● **Given task**
Images are excluded; otherwise, output every record exactly.

---------------

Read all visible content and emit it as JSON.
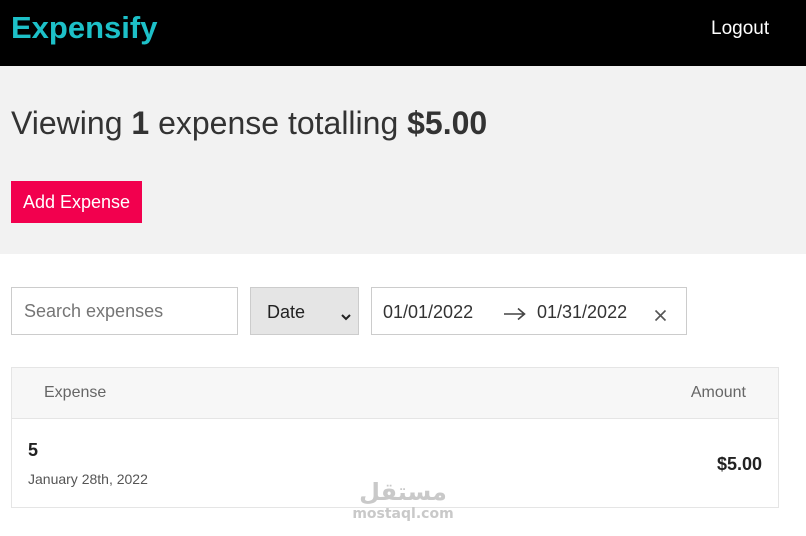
{
  "header": {
    "brand": "Expensify",
    "logout_label": "Logout"
  },
  "summary": {
    "prefix": "Viewing",
    "count": "1",
    "middle": "expense totalling",
    "total": "$5.00"
  },
  "actions": {
    "add_expense_label": "Add Expense"
  },
  "filters": {
    "search_placeholder": "Search expenses",
    "search_value": "",
    "sort_by": "Date",
    "start_date": "01/01/2022",
    "end_date": "01/31/2022"
  },
  "list": {
    "headers": {
      "expense": "Expense",
      "amount": "Amount"
    },
    "items": [
      {
        "description": "5",
        "date": "January 28th, 2022",
        "amount": "$5.00"
      }
    ]
  },
  "watermark": {
    "arabic": "مستقل",
    "latin": "mostaql.com"
  },
  "colors": {
    "brand": "#1dc0c8",
    "accent": "#f2004e",
    "header_bg": "#000000",
    "summary_bg": "#f2f2f2"
  },
  "icons": {
    "sort_chevron": "chevron-down-icon",
    "date_arrow": "arrow-right-icon",
    "date_clear": "close-icon"
  }
}
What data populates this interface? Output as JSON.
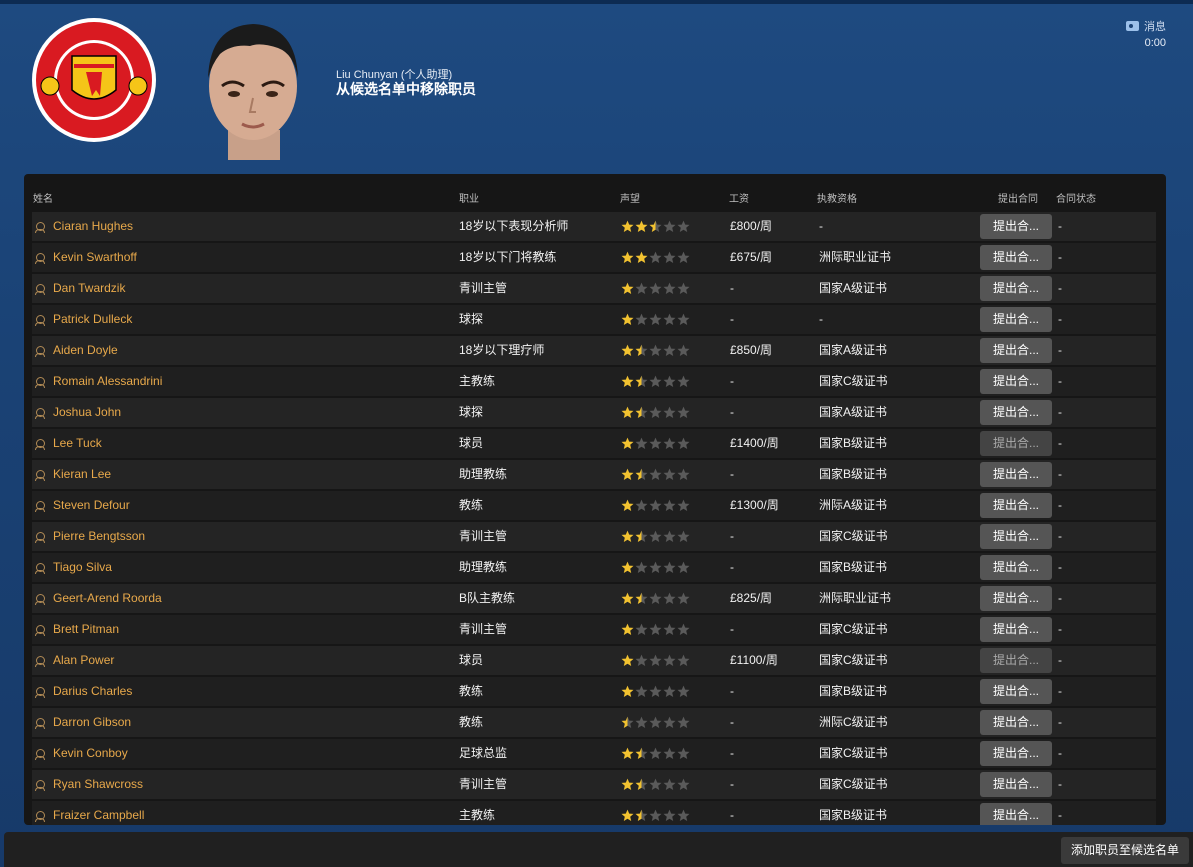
{
  "header": {
    "speaker": "Liu Chunyan (个人助理)",
    "headline": "从候选名单中移除职员",
    "inbox_label": "消息",
    "inbox_time": "0:00"
  },
  "table": {
    "columns": {
      "name": "姓名",
      "role": "职业",
      "reputation": "声望",
      "wage": "工资",
      "license": "执教资格",
      "offer": "提出合同",
      "contract_status": "合同状态"
    },
    "rows": [
      {
        "name": "Ciaran Hughes",
        "role": "18岁以下表现分析师",
        "stars": 2.5,
        "wage": "£800/周",
        "license": "-",
        "button": "提出合...",
        "status": "-",
        "disabled": false
      },
      {
        "name": "Kevin Swarthoff",
        "role": "18岁以下门将教练",
        "stars": 2,
        "wage": "£675/周",
        "license": "洲际职业证书",
        "button": "提出合...",
        "status": "-",
        "disabled": false
      },
      {
        "name": "Dan Twardzik",
        "role": "青训主管",
        "stars": 1,
        "wage": "-",
        "license": "国家A级证书",
        "button": "提出合...",
        "status": "-",
        "disabled": false
      },
      {
        "name": "Patrick Dulleck",
        "role": "球探",
        "stars": 1,
        "wage": "-",
        "license": "-",
        "button": "提出合...",
        "status": "-",
        "disabled": false
      },
      {
        "name": "Aiden Doyle",
        "role": "18岁以下理疗师",
        "stars": 1.5,
        "wage": "£850/周",
        "license": "国家A级证书",
        "button": "提出合...",
        "status": "-",
        "disabled": false
      },
      {
        "name": "Romain Alessandrini",
        "role": "主教练",
        "stars": 1.5,
        "wage": "-",
        "license": "国家C级证书",
        "button": "提出合...",
        "status": "-",
        "disabled": false
      },
      {
        "name": "Joshua John",
        "role": "球探",
        "stars": 1.5,
        "wage": "-",
        "license": "国家A级证书",
        "button": "提出合...",
        "status": "-",
        "disabled": false
      },
      {
        "name": "Lee Tuck",
        "role": "球员",
        "stars": 1,
        "wage": "£1400/周",
        "license": "国家B级证书",
        "button": "提出合...",
        "status": "-",
        "disabled": true
      },
      {
        "name": "Kieran Lee",
        "role": "助理教练",
        "stars": 1.5,
        "wage": "-",
        "license": "国家B级证书",
        "button": "提出合...",
        "status": "-",
        "disabled": false
      },
      {
        "name": "Steven Defour",
        "role": "教练",
        "stars": 1,
        "wage": "£1300/周",
        "license": "洲际A级证书",
        "button": "提出合...",
        "status": "-",
        "disabled": false
      },
      {
        "name": "Pierre Bengtsson",
        "role": "青训主管",
        "stars": 1.5,
        "wage": "-",
        "license": "国家C级证书",
        "button": "提出合...",
        "status": "-",
        "disabled": false
      },
      {
        "name": "Tiago Silva",
        "role": "助理教练",
        "stars": 1,
        "wage": "-",
        "license": "国家B级证书",
        "button": "提出合...",
        "status": "-",
        "disabled": false
      },
      {
        "name": "Geert-Arend Roorda",
        "role": "B队主教练",
        "stars": 1.5,
        "wage": "£825/周",
        "license": "洲际职业证书",
        "button": "提出合...",
        "status": "-",
        "disabled": false
      },
      {
        "name": "Brett Pitman",
        "role": "青训主管",
        "stars": 1,
        "wage": "-",
        "license": "国家C级证书",
        "button": "提出合...",
        "status": "-",
        "disabled": false
      },
      {
        "name": "Alan Power",
        "role": "球员",
        "stars": 1,
        "wage": "£1100/周",
        "license": "国家C级证书",
        "button": "提出合...",
        "status": "-",
        "disabled": true
      },
      {
        "name": "Darius Charles",
        "role": "教练",
        "stars": 1,
        "wage": "-",
        "license": "国家B级证书",
        "button": "提出合...",
        "status": "-",
        "disabled": false
      },
      {
        "name": "Darron Gibson",
        "role": "教练",
        "stars": 0.5,
        "wage": "-",
        "license": "洲际C级证书",
        "button": "提出合...",
        "status": "-",
        "disabled": false
      },
      {
        "name": "Kevin Conboy",
        "role": "足球总监",
        "stars": 1.5,
        "wage": "-",
        "license": "国家C级证书",
        "button": "提出合...",
        "status": "-",
        "disabled": false
      },
      {
        "name": "Ryan Shawcross",
        "role": "青训主管",
        "stars": 1.5,
        "wage": "-",
        "license": "国家C级证书",
        "button": "提出合...",
        "status": "-",
        "disabled": false
      },
      {
        "name": "Fraizer Campbell",
        "role": "主教练",
        "stars": 1.5,
        "wage": "-",
        "license": "国家B级证书",
        "button": "提出合...",
        "status": "-",
        "disabled": false
      }
    ]
  },
  "footer": {
    "add_button": "添加职员至候选名单"
  },
  "colors": {
    "star_on": "#f2c230",
    "star_off": "#5a5a5a",
    "name_text": "#e8a94b"
  },
  "icons": {
    "inbox": "message-icon",
    "row_person": "person-icon",
    "rating": "star-icon"
  }
}
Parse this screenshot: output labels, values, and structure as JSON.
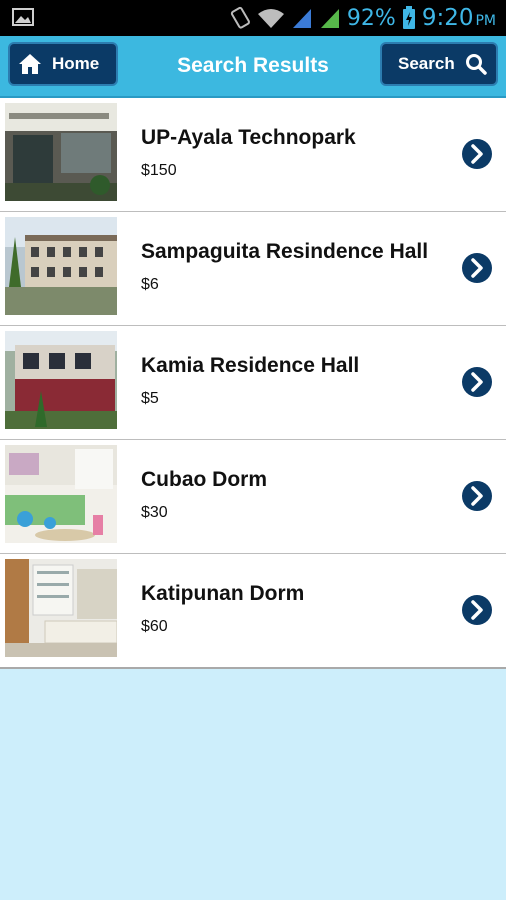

---------------

● **Solution to this problem**
Read all visible content and emit it as JSON.
{
  "header": {
    "brand": "Expensify",
    "logout_label": "Logout"
  },
  "summary": {
    "prefix": "Viewing",
    "count": "1",
    "middle": "expense totalling",
    "total": "$5.00"
  },
  "actions": {
    "add_expense_label": "Add Expense"
  },
  "filters": {
    "search_placeholder": "Search expenses",
    "search_value": "",
    "sort_by": "Date",
    "start_date": "01/01/2022",
    "end_date": "01/31/2022"
  },
  "list": {
    "headers": {
      "expense": "Expense",
      "amount": "Amount"
    },
    "items": [
      {
        "description": "5",
        "date": "January 28th, 2022",
        "amount": "$5.00"
      }
    ]
  },
  "watermark": {
    "arabic": "مستقل",
    "latin": "mostaql.com"
  },
  "colors": {
    "brand": "#1dc0c8",
    "accent": "#f2004e",
    "header_bg": "#000000",
    "summary_bg": "#f2f2f2"
  },
  "icons": {
    "sort_chevron": "chevron-down-icon",
    "date_arrow": "arrow-right-icon",
    "date_clear": "close-icon"
  }
}
What data populates this interface? Output as JSON.
{
  "header": {
    "speaker": "Liu Chunyan (个人助理)",
    "headline": "从候选名单中移除职员",
    "inbox_label": "消息",
    "inbox_time": "0:00"
  },
  "table": {
    "columns": {
      "name": "姓名",
      "role": "职业",
      "reputation": "声望",
      "wage": "工资",
      "license": "执教资格",
      "offer": "提出合同",
      "contract_status": "合同状态"
    },
    "rows": [
      {
        "name": "Ciaran Hughes",
        "role": "18岁以下表现分析师",
        "stars": 2.5,
        "wage": "£800/周",
        "license": "-",
        "button": "提出合...",
        "status": "-",
        "disabled": false
      },
      {
        "name": "Kevin Swarthoff",
        "role": "18岁以下门将教练",
        "stars": 2,
        "wage": "£675/周",
        "license": "洲际职业证书",
        "button": "提出合...",
        "status": "-",
        "disabled": false
      },
      {
        "name": "Dan Twardzik",
        "role": "青训主管",
        "stars": 1,
        "wage": "-",
        "license": "国家A级证书",
        "button": "提出合...",
        "status": "-",
        "disabled": false
      },
      {
        "name": "Patrick Dulleck",
        "role": "球探",
        "stars": 1,
        "wage": "-",
        "license": "-",
        "button": "提出合...",
        "status": "-",
        "disabled": false
      },
      {
        "name": "Aiden Doyle",
        "role": "18岁以下理疗师",
        "stars": 1.5,
        "wage": "£850/周",
        "license": "国家A级证书",
        "button": "提出合...",
        "status": "-",
        "disabled": false
      },
      {
        "name": "Romain Alessandrini",
        "role": "主教练",
        "stars": 1.5,
        "wage": "-",
        "license": "国家C级证书",
        "button": "提出合...",
        "status": "-",
        "disabled": false
      },
      {
        "name": "Joshua John",
        "role": "球探",
        "stars": 1.5,
        "wage": "-",
        "license": "国家A级证书",
        "button": "提出合...",
        "status": "-",
        "disabled": false
      },
      {
        "name": "Lee Tuck",
        "role": "球员",
        "stars": 1,
        "wage": "£1400/周",
        "license": "国家B级证书",
        "button": "提出合...",
        "status": "-",
        "disabled": true
      },
      {
        "name": "Kieran Lee",
        "role": "助理教练",
        "stars": 1.5,
        "wage": "-",
        "license": "国家B级证书",
        "button": "提出合...",
        "status": "-",
        "disabled": false
      },
      {
        "name": "Steven Defour",
        "role": "教练",
        "stars": 1,
        "wage": "£1300/周",
        "license": "洲际A级证书",
        "button": "提出合...",
        "status": "-",
        "disabled": false
      },
      {
        "name": "Pierre Bengtsson",
        "role": "青训主管",
        "stars": 1.5,
        "wage": "-",
        "license": "国家C级证书",
        "button": "提出合...",
        "status": "-",
        "disabled": false
      },
      {
        "name": "Tiago Silva",
        "role": "助理教练",
        "stars": 1,
        "wage": "-",
        "license": "国家B级证书",
        "button": "提出合...",
        "status": "-",
        "disabled": false
      },
      {
        "name": "Geert-Arend Roorda",
        "role": "B队主教练",
        "stars": 1.5,
        "wage": "£825/周",
        "license": "洲际职业证书",
        "button": "提出合...",
        "status": "-",
        "disabled": false
      },
      {
        "name": "Brett Pitman",
        "role": "青训主管",
        "stars": 1,
        "wage": "-",
        "license": "国家C级证书",
        "button": "提出合...",
        "status": "-",
        "disabled": false
      },
      {
        "name": "Alan Power",
        "role": "球员",
        "stars": 1,
        "wage": "£1100/周",
        "license": "国家C级证书",
        "button": "提出合...",
        "status": "-",
        "disabled": true
      },
      {
        "name": "Darius Charles",
        "role": "教练",
        "stars": 1,
        "wage": "-",
        "license": "国家B级证书",
        "button": "提出合...",
        "status": "-",
        "disabled": false
      },
      {
        "name": "Darron Gibson",
        "role": "教练",
        "stars": 0.5,
        "wage": "-",
        "license": "洲际C级证书",
        "button": "提出合...",
        "status": "-",
        "disabled": false
      },
      {
        "name": "Kevin Conboy",
        "role": "足球总监",
        "stars": 1.5,
        "wage": "-",
        "license": "国家C级证书",
        "button": "提出合...",
        "status": "-",
        "disabled": false
      },
      {
        "name": "Ryan Shawcross",
        "role": "青训主管",
        "stars": 1.5,
        "wage": "-",
        "license": "国家C级证书",
        "button": "提出合...",
        "status": "-",
        "disabled": false
      },
      {
        "name": "Fraizer Campbell",
        "role": "主教练",
        "stars": 1.5,
        "wage": "-",
        "license": "国家B级证书",
        "button": "提出合...",
        "status": "-",
        "disabled": false
      }
    ]
  },
  "footer": {
    "add_button": "添加职员至候选名单"
  },
  "colors": {
    "star_on": "#f2c230",
    "star_off": "#5a5a5a",
    "name_text": "#e8a94b"
  },
  "icons": {
    "inbox": "message-icon",
    "row_person": "person-icon",
    "rating": "star-icon"
  }
}
Parse this screenshot: output labels, values, and structure as JSON.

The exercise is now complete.